§ PROMPT: Repeat the listing exactly as given, omitting every image.

Stored data:
╔══

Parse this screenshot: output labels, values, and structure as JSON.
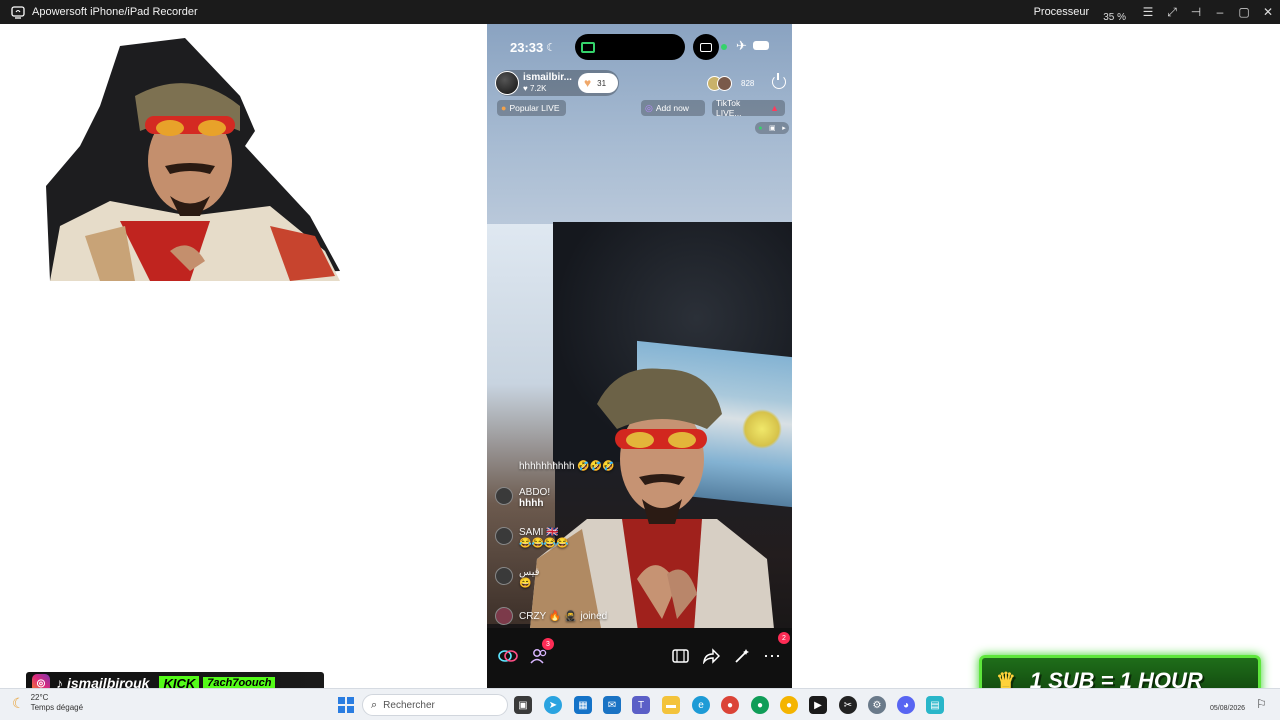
{
  "window": {
    "title": "Apowersoft iPhone/iPad Recorder",
    "cpu_label": "Processeur",
    "cpu_value": "35 %"
  },
  "phone": {
    "status": {
      "time": "23:33"
    },
    "host": {
      "name": "ismailbir...",
      "likes": "7.2K",
      "coins": "31"
    },
    "viewers_count": "828",
    "chips": {
      "popular": "Popular LIVE",
      "add_now": "Add now",
      "tiktok_live": "TikTok LIVE..."
    },
    "comments": [
      {
        "name": "",
        "message": "hhhhhhhhhh 🤣🤣🤣"
      },
      {
        "name": "ABDO!",
        "message": "hhhh"
      },
      {
        "name": "SAMI 🇬🇧",
        "message": "😂😂😂😂"
      },
      {
        "name": "قيس",
        "message": "😄"
      },
      {
        "name": "CRZY 🔥 🥷",
        "message": "joined"
      }
    ],
    "bottom": {
      "guests_badge": "3",
      "more_badge": "2"
    }
  },
  "overlays": {
    "social_handle": "ismailbirouk",
    "kick_label": "KICK",
    "kick_handle": "7ach7oouch",
    "sub_banner": "1 SUB = 1 HOUR"
  },
  "taskbar": {
    "weather_temp": "22°C",
    "weather_desc": "Temps dégagé",
    "search_placeholder": "Rechercher",
    "date": "05/08/2026"
  },
  "colors": {
    "tiktok_red": "#fe2c55",
    "kick_green": "#53fc18",
    "sub_banner_green": "#1f6e1a",
    "windows_blue": "#2a7de1"
  }
}
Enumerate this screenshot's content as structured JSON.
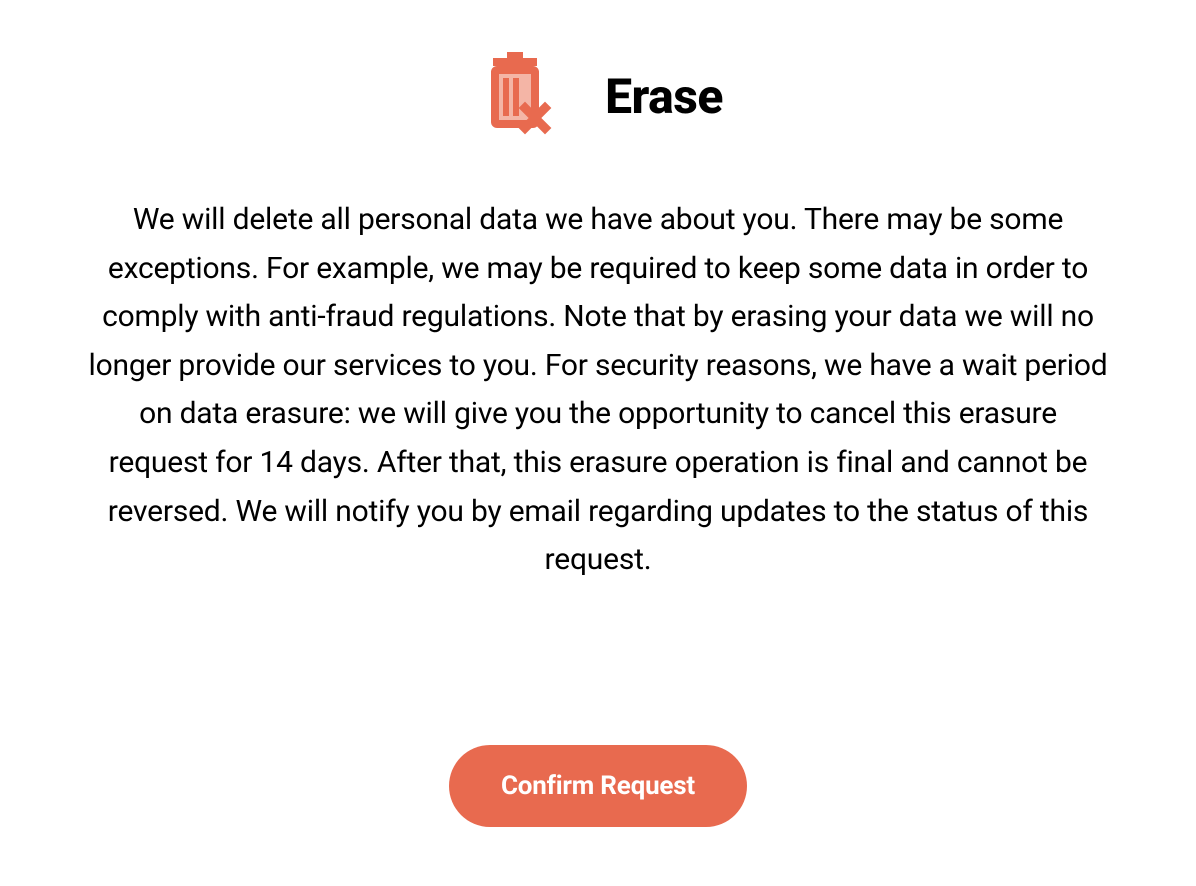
{
  "header": {
    "title": "Erase"
  },
  "description": "We will delete all personal data we have about you. There may be some exceptions. For example, we may be required to keep some data in order to comply with anti-fraud regulations. Note that by erasing your data we will no longer provide our services to you. For security reasons, we have a wait period on data erasure: we will give you the opportunity to cancel this erasure request for 14 days. After that, this erasure operation is final and cannot be reversed. We will notify you by email regarding updates to the status of this request.",
  "button": {
    "confirm_label": "Confirm Request"
  },
  "colors": {
    "accent": "#e86a4f",
    "icon_light": "#f4b5a6",
    "icon_dark": "#e86a4f"
  }
}
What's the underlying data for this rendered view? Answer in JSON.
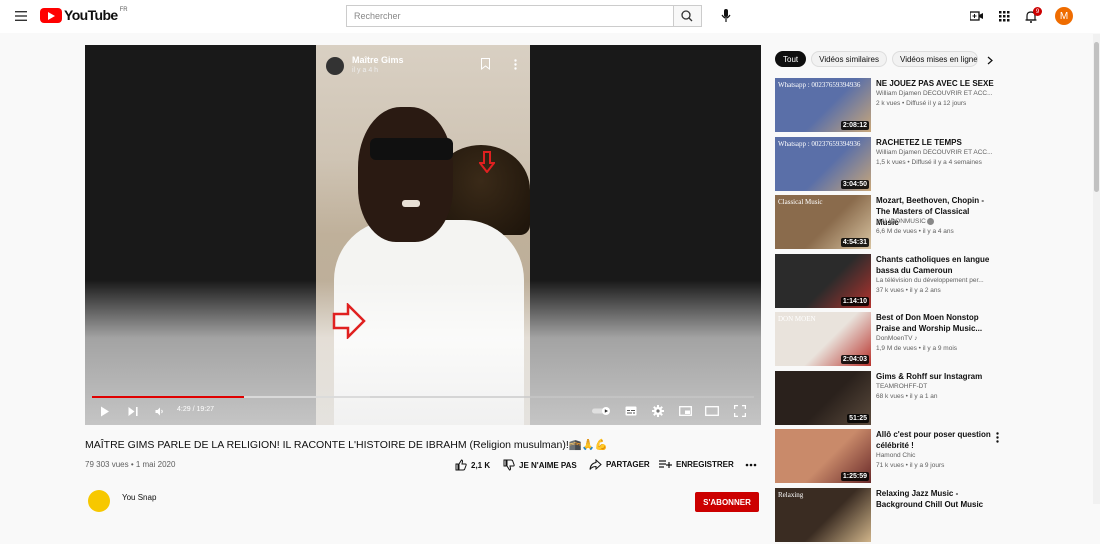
{
  "header": {
    "logo_text": "YouTube",
    "logo_country": "FR",
    "search_placeholder": "Rechercher",
    "notification_count": "9",
    "avatar_letter": "M"
  },
  "player": {
    "overlay_channel": "Maître Gims",
    "overlay_time": "il y a 4 h",
    "time_display": "4:29 / 19:27",
    "progress": 0.23,
    "buffered": 0.42
  },
  "video": {
    "title": "MAÎTRE GIMS PARLE DE LA RELIGION! IL RACONTE L'HISTOIRE DE IBRAHM (Religion musulman)!🕋🙏💪",
    "meta": "79 303 vues • 1 mai 2020",
    "actions": {
      "like": "2,1 K",
      "dislike": "JE N'AIME PAS",
      "share": "PARTAGER",
      "save": "ENREGISTRER"
    },
    "channel_name": "You Snap",
    "subscribe_label": "S'ABONNER"
  },
  "chips": [
    "Tout",
    "Vidéos similaires",
    "Vidéos mises en ligne"
  ],
  "recommendations": [
    {
      "title": "NE JOUEZ PAS AVEC LE SEXE",
      "channel": "William Djamen DÉCOUVRIR ET ACC...",
      "views": "2 k vues • Diffusé il y a 12 jours",
      "duration": "2:08:12",
      "thumb": "#5a6fa8",
      "accent": "#c9a77a",
      "tag": "Whatsapp : 00237659394936"
    },
    {
      "title": "RACHETEZ LE TEMPS",
      "channel": "William Djamen DÉCOUVRIR ET ACC...",
      "views": "1,5 k vues • Diffusé il y a 4 semaines",
      "duration": "3:04:50",
      "thumb": "#5a6fa8",
      "accent": "#c9a77a",
      "tag": "Whatsapp : 00237659394936"
    },
    {
      "title": "Mozart, Beethoven, Chopin - The Masters of Classical Music",
      "channel": "HALIDONMUSIC",
      "views": "6,6 M de vues • il y a 4 ans",
      "duration": "4:54:31",
      "thumb": "#8a6b4c",
      "accent": "#d8c4a2",
      "tag": "Classical Music",
      "verified": true
    },
    {
      "title": "Chants catholiques en langue bassa du Cameroun",
      "channel": "La télévision du développement per...",
      "views": "37 k vues • il y a 2 ans",
      "duration": "1:14:10",
      "thumb": "#2b2b2b",
      "accent": "#b3332e",
      "tag": ""
    },
    {
      "title": "Best of Don Moen Nonstop Praise and Worship Music...",
      "channel": "DonMoenTV ♪",
      "views": "1,9 M de vues • il y a 9 mois",
      "duration": "2:04:03",
      "thumb": "#e9e3dc",
      "accent": "#b8322c",
      "tag": "DON MOEN"
    },
    {
      "title": "Gims & Rohff sur Instagram",
      "channel": "TEAMROHFF-DT",
      "views": "68 k vues • il y a 1 an",
      "duration": "51:25",
      "thumb": "#2a211c",
      "accent": "#5a4a3c",
      "tag": ""
    },
    {
      "title": "Allô c'est pour poser question célébrité !",
      "channel": "Hamond Chic",
      "views": "71 k vues • il y a 9 jours",
      "duration": "1:25:59",
      "thumb": "#c98a6a",
      "accent": "#6a2a2a",
      "tag": ""
    },
    {
      "title": "Relaxing Jazz Music - Background Chill Out Music",
      "channel": "",
      "views": "",
      "duration": "",
      "thumb": "#3a2c22",
      "accent": "#d0b48a",
      "tag": "Relaxing"
    }
  ]
}
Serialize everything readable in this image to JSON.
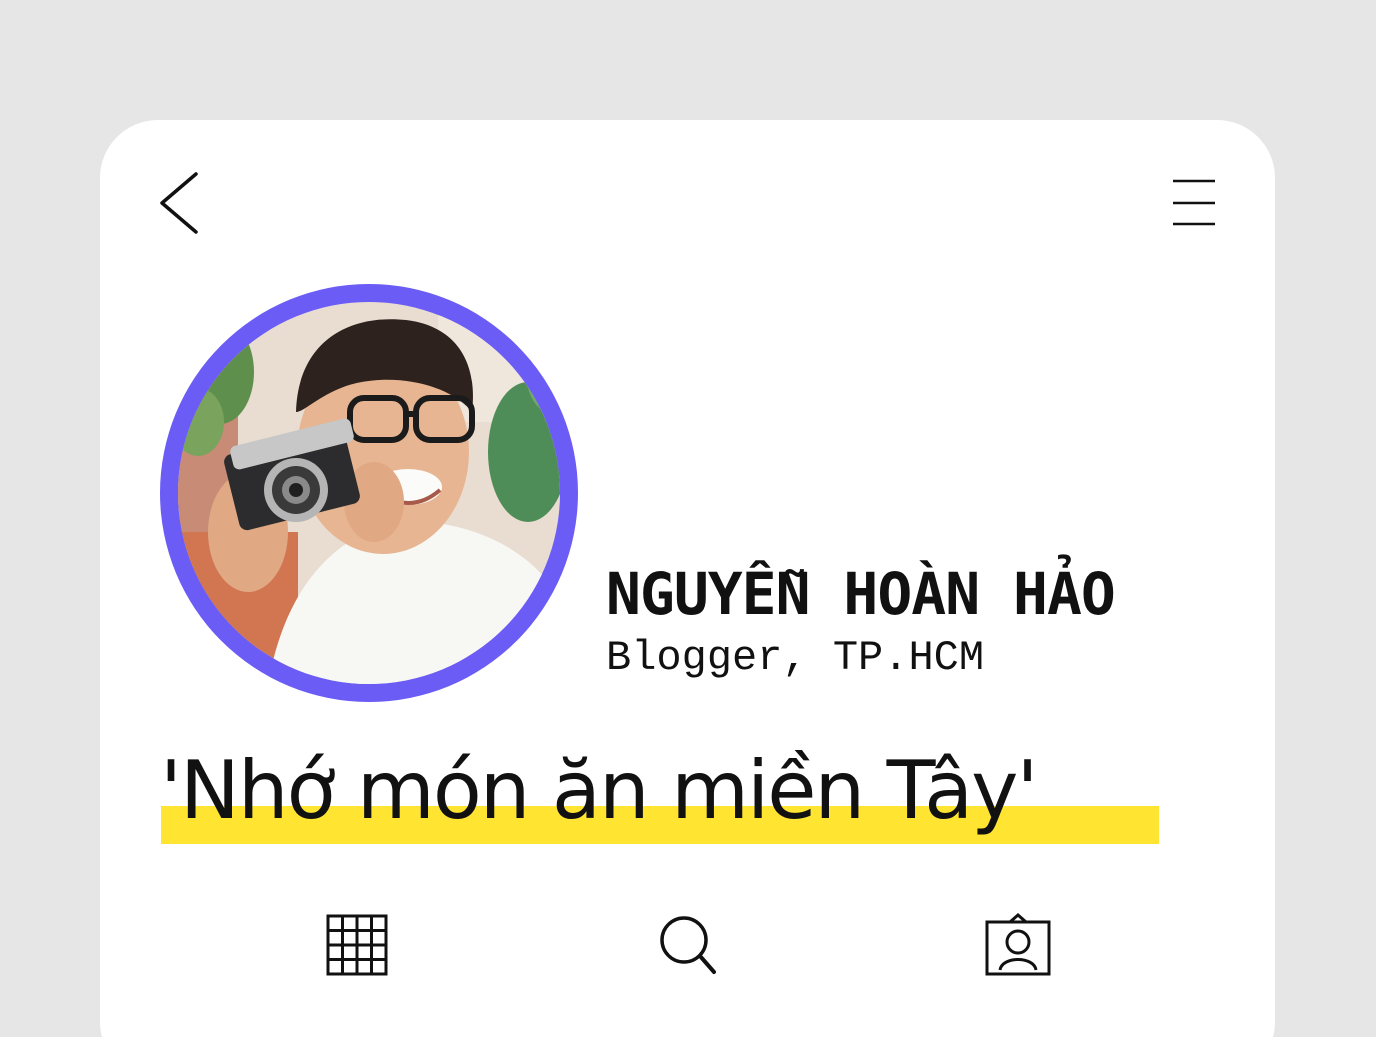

╚══

§ SOLUTION:
Parse this screenshot: output labels, values, and structure as JSON.
{
  "window": {
    "title": "Apowersoft iPhone/iPad Recorder",
    "cpu_label": "Processeur",
    "cpu_value": "35 %"
  },
  "phone": {
    "status": {
      "time": "23:33"
    },
    "host": {
      "name": "ismailbir...",
      "likes": "7.2K",
      "coins": "31"
    },
    "viewers_count": "828",
    "chips": {
      "popular": "Popular LIVE",
      "add_now": "Add now",
      "tiktok_live": "TikTok LIVE..."
    },
    "comments": [
      {
        "name": "",
        "message": "hhhhhhhhhh 🤣🤣🤣"
      },
      {
        "name": "ABDO!",
        "message": "hhhh"
      },
      {
        "name": "SAMI 🇬🇧",
        "message": "😂😂😂😂"
      },
      {
        "name": "قيس",
        "message": "😄"
      },
      {
        "name": "CRZY 🔥 🥷",
        "message": "joined"
      }
    ],
    "bottom": {
      "guests_badge": "3",
      "more_badge": "2"
    }
  },
  "overlays": {
    "social_handle": "ismailbirouk",
    "kick_label": "KICK",
    "kick_handle": "7ach7oouch",
    "sub_banner": "1 SUB = 1 HOUR"
  },
  "taskbar": {
    "weather_temp": "22°C",
    "weather_desc": "Temps dégagé",
    "search_placeholder": "Rechercher",
    "date": "05/08/2026"
  },
  "colors": {
    "tiktok_red": "#fe2c55",
    "kick_green": "#53fc18",
    "sub_banner_green": "#1f6e1a",
    "windows_blue": "#2a7de1"
  }
}
Enumerate this screenshot's content as structured JSON.
{
  "header": {
    "title": "Erase"
  },
  "description": "We will delete all personal data we have about you. There may be some exceptions. For example, we may be required to keep some data in order to comply with anti-fraud regulations. Note that by erasing your data we will no longer provide our services to you. For security reasons, we have a wait period on data erasure: we will give you the opportunity to cancel this erasure request for 14 days. After that, this erasure operation is final and cannot be reversed. We will notify you by email regarding updates to the status of this request.",
  "button": {
    "confirm_label": "Confirm Request"
  },
  "colors": {
    "accent": "#e86a4f",
    "icon_light": "#f4b5a6",
    "icon_dark": "#e86a4f"
  }
}
What's the underlying data for this rendered view? Answer in JSON.
{
  "header": {
    "logo_text": "YouTube",
    "logo_country": "FR",
    "search_placeholder": "Rechercher",
    "notification_count": "9",
    "avatar_letter": "M"
  },
  "player": {
    "overlay_channel": "Maître Gims",
    "overlay_time": "il y a 4 h",
    "time_display": "4:29 / 19:27",
    "progress": 0.23,
    "buffered": 0.42
  },
  "video": {
    "title": "MAÎTRE GIMS PARLE DE LA RELIGION! IL RACONTE L'HISTOIRE DE IBRAHM (Religion musulman)!🕋🙏💪",
    "meta": "79 303 vues • 1 mai 2020",
    "actions": {
      "like": "2,1 K",
      "dislike": "JE N'AIME PAS",
      "share": "PARTAGER",
      "save": "ENREGISTRER"
    },
    "channel_name": "You Snap",
    "subscribe_label": "S'ABONNER"
  },
  "chips": [
    "Tout",
    "Vidéos similaires",
    "Vidéos mises en ligne"
  ],
  "recommendations": [
    {
      "title": "NE JOUEZ PAS AVEC LE SEXE",
      "channel": "William Djamen DÉCOUVRIR ET ACC...",
      "views": "2 k vues • Diffusé il y a 12 jours",
      "duration": "2:08:12",
      "thumb": "#5a6fa8",
      "accent": "#c9a77a",
      "tag": "Whatsapp : 00237659394936"
    },
    {
      "title": "RACHETEZ LE TEMPS",
      "channel": "William Djamen DÉCOUVRIR ET ACC...",
      "views": "1,5 k vues • Diffusé il y a 4 semaines",
      "duration": "3:04:50",
      "thumb": "#5a6fa8",
      "accent": "#c9a77a",
      "tag": "Whatsapp : 00237659394936"
    },
    {
      "title": "Mozart, Beethoven, Chopin - The Masters of Classical Music",
      "channel": "HALIDONMUSIC",
      "views": "6,6 M de vues • il y a 4 ans",
      "duration": "4:54:31",
      "thumb": "#8a6b4c",
      "accent": "#d8c4a2",
      "tag": "Classical Music",
      "verified": true
    },
    {
      "title": "Chants catholiques en langue bassa du Cameroun",
      "channel": "La télévision du développement per...",
      "views": "37 k vues • il y a 2 ans",
      "duration": "1:14:10",
      "thumb": "#2b2b2b",
      "accent": "#b3332e",
      "tag": ""
    },
    {
      "title": "Best of Don Moen Nonstop Praise and Worship Music...",
      "channel": "DonMoenTV ♪",
      "views": "1,9 M de vues • il y a 9 mois",
      "duration": "2:04:03",
      "thumb": "#e9e3dc",
      "accent": "#b8322c",
      "tag": "DON MOEN"
    },
    {
      "title": "Gims & Rohff sur Instagram",
      "channel": "TEAMROHFF-DT",
      "views": "68 k vues • il y a 1 an",
      "duration": "51:25",
      "thumb": "#2a211c",
      "accent": "#5a4a3c",
      "tag": ""
    },
    {
      "title": "Allô c'est pour poser question célébrité !",
      "channel": "Hamond Chic",
      "views": "71 k vues • il y a 9 jours",
      "duration": "1:25:59",
      "thumb": "#c98a6a",
      "accent": "#6a2a2a",
      "tag": ""
    },
    {
      "title": "Relaxing Jazz Music - Background Chill Out Music",
      "channel": "",
      "views": "",
      "duration": "",
      "thumb": "#3a2c22",
      "accent": "#d0b48a",
      "tag": "Relaxing"
    }
  ]
}
Serialize everything readable in this image to JSON.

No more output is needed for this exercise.